Below is some material; set it all down exactly, apart from the pictures.

--

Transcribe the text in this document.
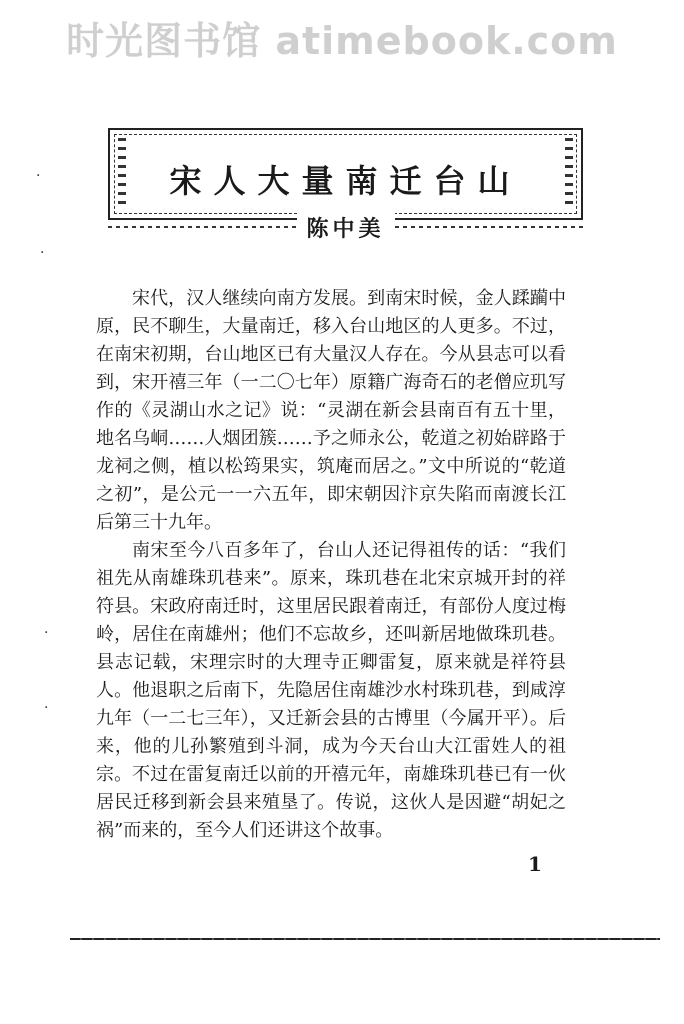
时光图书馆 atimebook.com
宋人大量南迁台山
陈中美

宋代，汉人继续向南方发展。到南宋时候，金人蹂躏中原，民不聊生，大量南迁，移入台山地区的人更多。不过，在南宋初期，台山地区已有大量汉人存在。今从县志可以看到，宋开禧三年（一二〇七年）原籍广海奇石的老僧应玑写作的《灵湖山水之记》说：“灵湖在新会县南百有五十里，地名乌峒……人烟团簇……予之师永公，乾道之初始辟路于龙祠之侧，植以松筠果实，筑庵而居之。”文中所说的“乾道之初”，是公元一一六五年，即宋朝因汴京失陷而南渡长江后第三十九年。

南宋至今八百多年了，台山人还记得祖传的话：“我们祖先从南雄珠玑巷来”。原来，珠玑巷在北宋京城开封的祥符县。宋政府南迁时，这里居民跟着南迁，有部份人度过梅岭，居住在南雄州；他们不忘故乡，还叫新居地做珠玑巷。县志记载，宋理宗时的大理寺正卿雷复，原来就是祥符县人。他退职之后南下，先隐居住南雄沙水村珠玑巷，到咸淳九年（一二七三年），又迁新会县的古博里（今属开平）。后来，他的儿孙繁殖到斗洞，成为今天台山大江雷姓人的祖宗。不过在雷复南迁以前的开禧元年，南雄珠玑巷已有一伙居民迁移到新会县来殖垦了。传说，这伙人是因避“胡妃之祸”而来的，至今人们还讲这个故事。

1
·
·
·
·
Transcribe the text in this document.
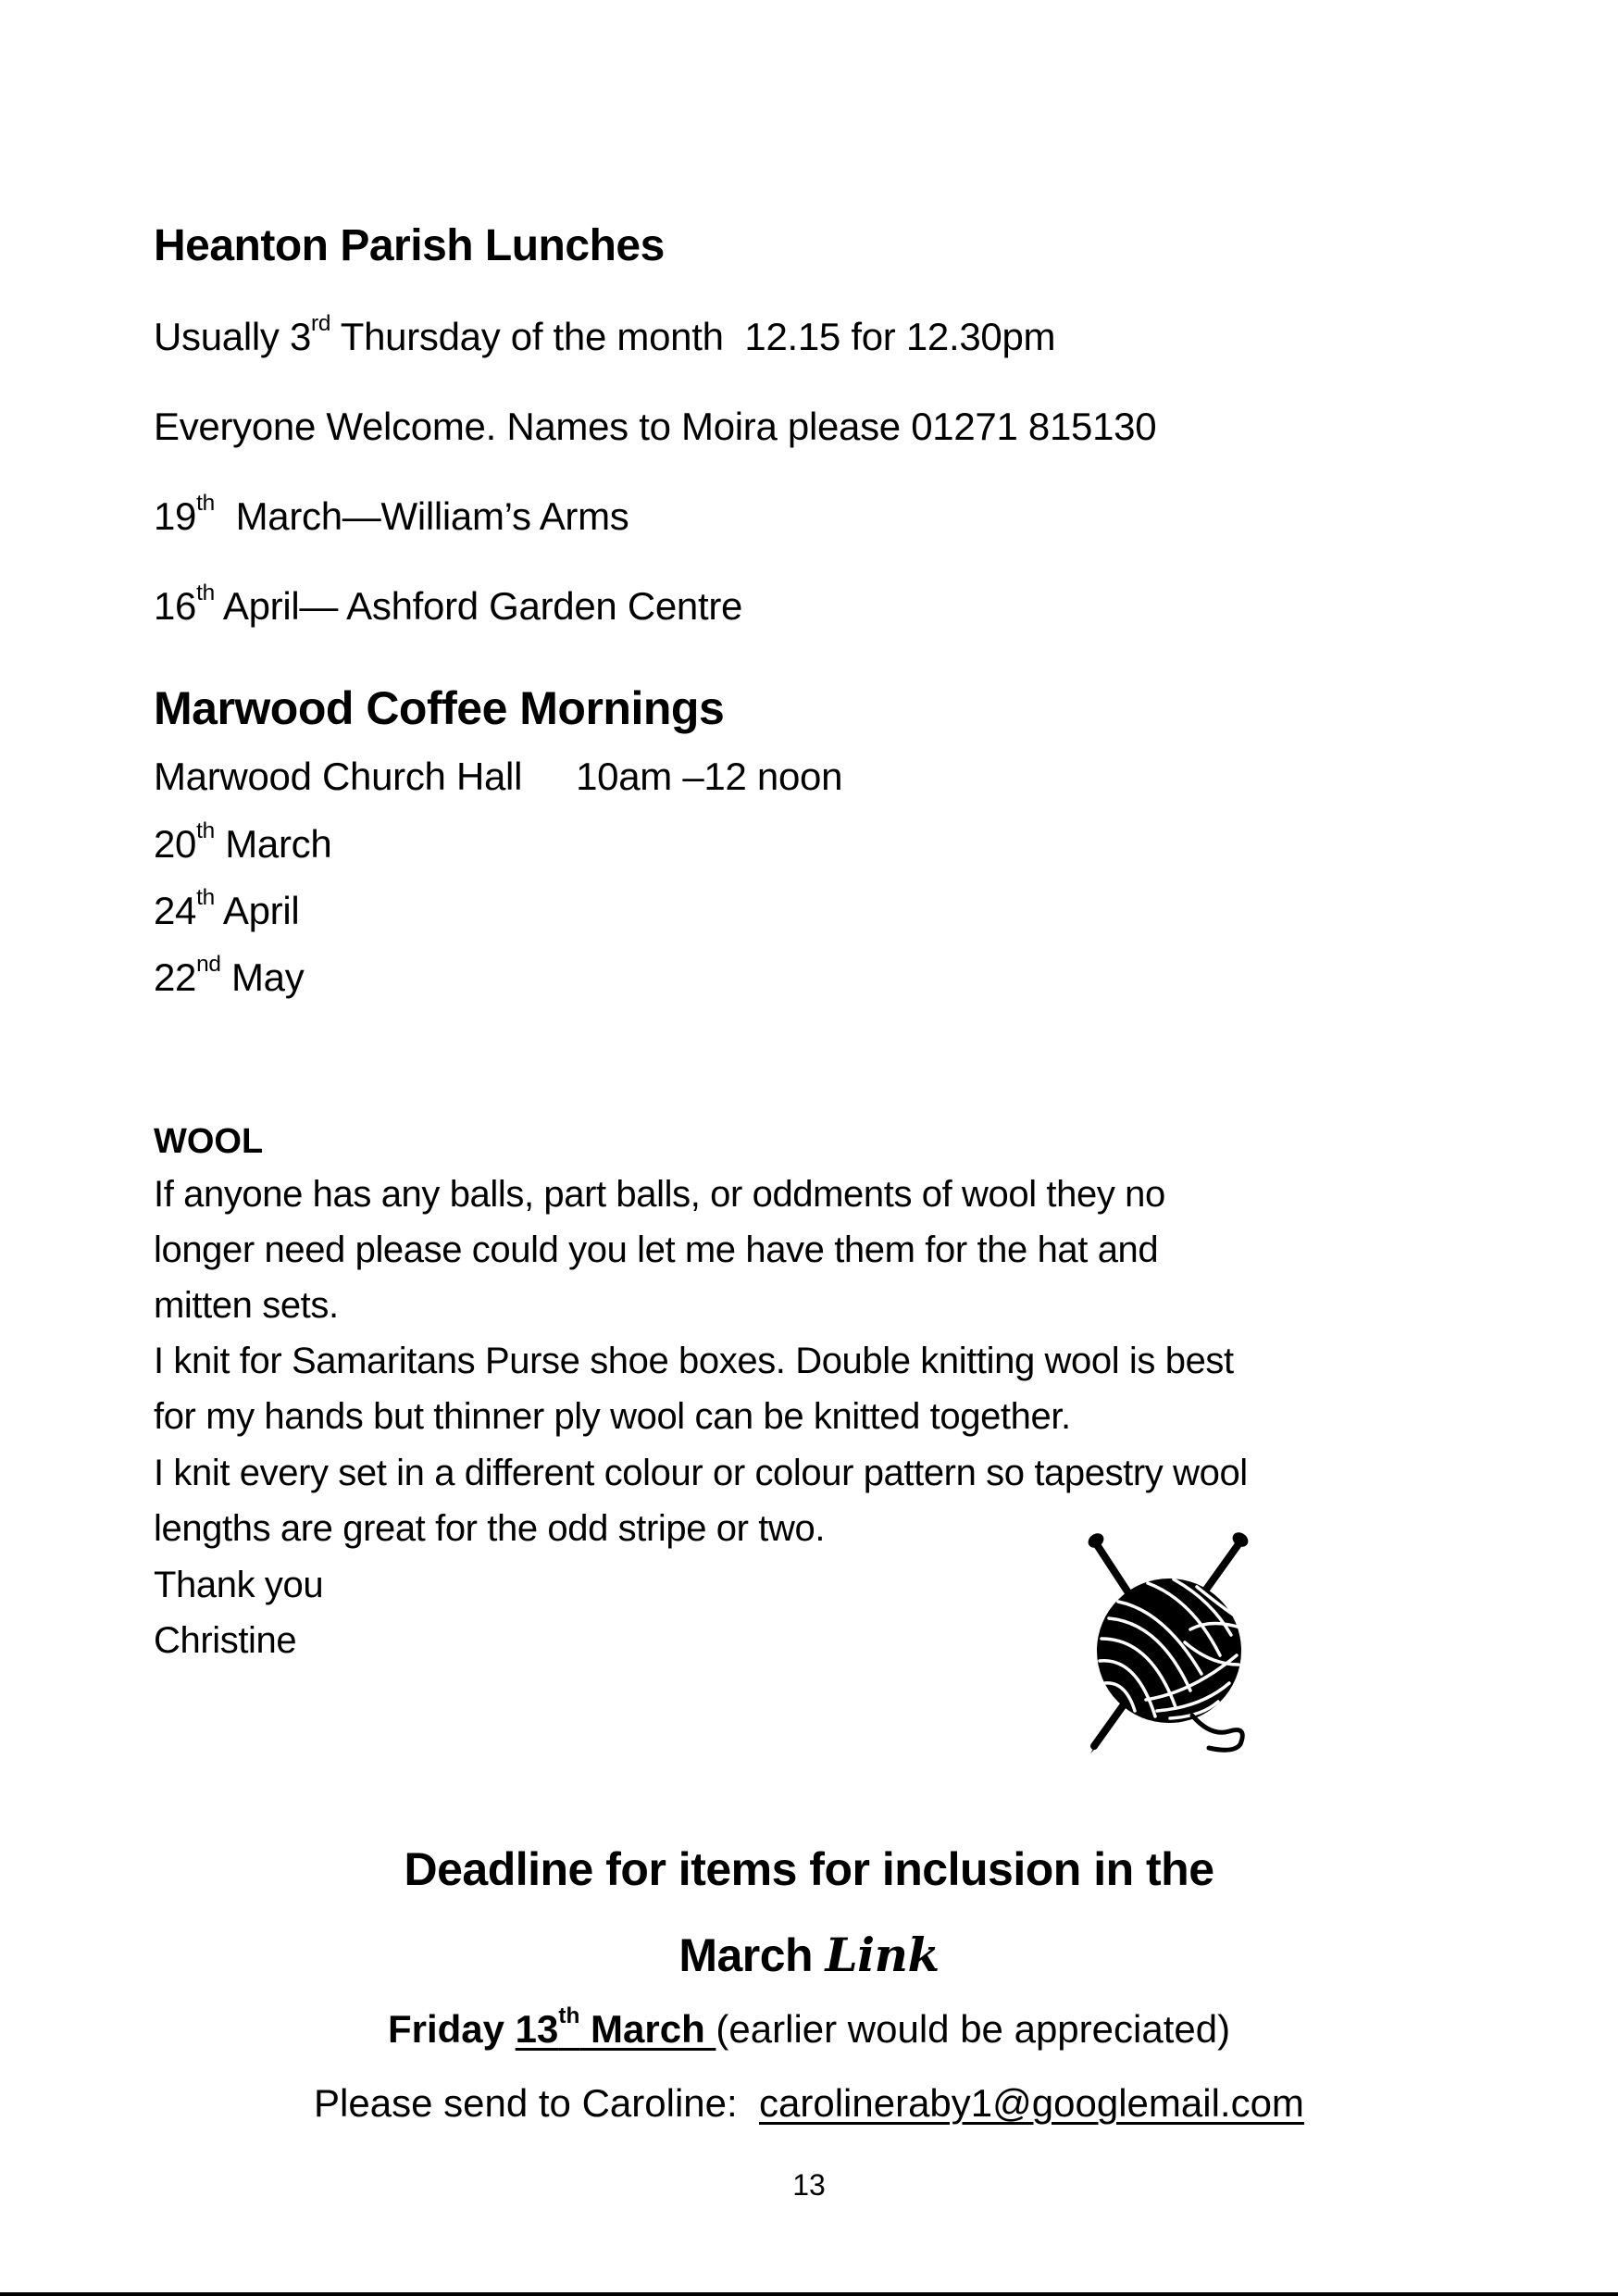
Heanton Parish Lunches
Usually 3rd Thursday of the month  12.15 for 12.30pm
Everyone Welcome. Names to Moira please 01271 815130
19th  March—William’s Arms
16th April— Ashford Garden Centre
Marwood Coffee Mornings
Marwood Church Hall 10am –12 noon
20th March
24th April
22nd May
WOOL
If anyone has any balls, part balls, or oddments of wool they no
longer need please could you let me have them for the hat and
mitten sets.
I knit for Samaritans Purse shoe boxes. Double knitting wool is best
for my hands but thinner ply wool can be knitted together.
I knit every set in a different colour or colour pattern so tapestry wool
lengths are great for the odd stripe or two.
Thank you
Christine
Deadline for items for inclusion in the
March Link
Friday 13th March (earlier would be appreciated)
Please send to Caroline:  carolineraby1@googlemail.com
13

--

* _RESULT FOR THIS EXERCISE_:
Transcribe the text in this document.
时光图书馆 atimebook.com
宋人大量南迁台山
陈中美

宋代，汉人继续向南方发展。到南宋时候，金人蹂躏中原，民不聊生，大量南迁，移入台山地区的人更多。不过，在南宋初期，台山地区已有大量汉人存在。今从县志可以看到，宋开禧三年（一二〇七年）原籍广海奇石的老僧应玑写作的《灵湖山水之记》说：“灵湖在新会县南百有五十里，地名乌峒……人烟团簇……予之师永公，乾道之初始辟路于龙祠之侧，植以松筠果实，筑庵而居之。”文中所说的“乾道之初”，是公元一一六五年，即宋朝因汴京失陷而南渡长江后第三十九年。

南宋至今八百多年了，台山人还记得祖传的话：“我们祖先从南雄珠玑巷来”。原来，珠玑巷在北宋京城开封的祥符县。宋政府南迁时，这里居民跟着南迁，有部份人度过梅岭，居住在南雄州；他们不忘故乡，还叫新居地做珠玑巷。县志记载，宋理宗时的大理寺正卿雷复，原来就是祥符县人。他退职之后南下，先隐居住南雄沙水村珠玑巷，到咸淳九年（一二七三年），又迁新会县的古博里（今属开平）。后来，他的儿孙繁殖到斗洞，成为今天台山大江雷姓人的祖宗。不过在雷复南迁以前的开禧元年，南雄珠玑巷已有一伙居民迁移到新会县来殖垦了。传说，这伙人是因避“胡妃之祸”而来的，至今人们还讲这个故事。

1
·
·
·
·
Transcribe the text in this document.
Heanton Parish Lunches
Usually 3rd Thursday of the month  12.15 for 12.30pm
Everyone Welcome. Names to Moira please 01271 815130
19th  March—William’s Arms
16th April— Ashford Garden Centre
Marwood Coffee Mornings
Marwood Church Hall 10am –12 noon
20th March
24th April
22nd May
WOOL
If anyone has any balls, part balls, or oddments of wool they no
longer need please could you let me have them for the hat and
mitten sets.
I knit for Samaritans Purse shoe boxes. Double knitting wool is best
for my hands but thinner ply wool can be knitted together.
I knit every set in a different colour or colour pattern so tapestry wool
lengths are great for the odd stripe or two.
Thank you
Christine
Deadline for items for inclusion in the
March Link
Friday 13th March (earlier would be appreciated)
Please send to Caroline:  carolineraby1@googlemail.com
13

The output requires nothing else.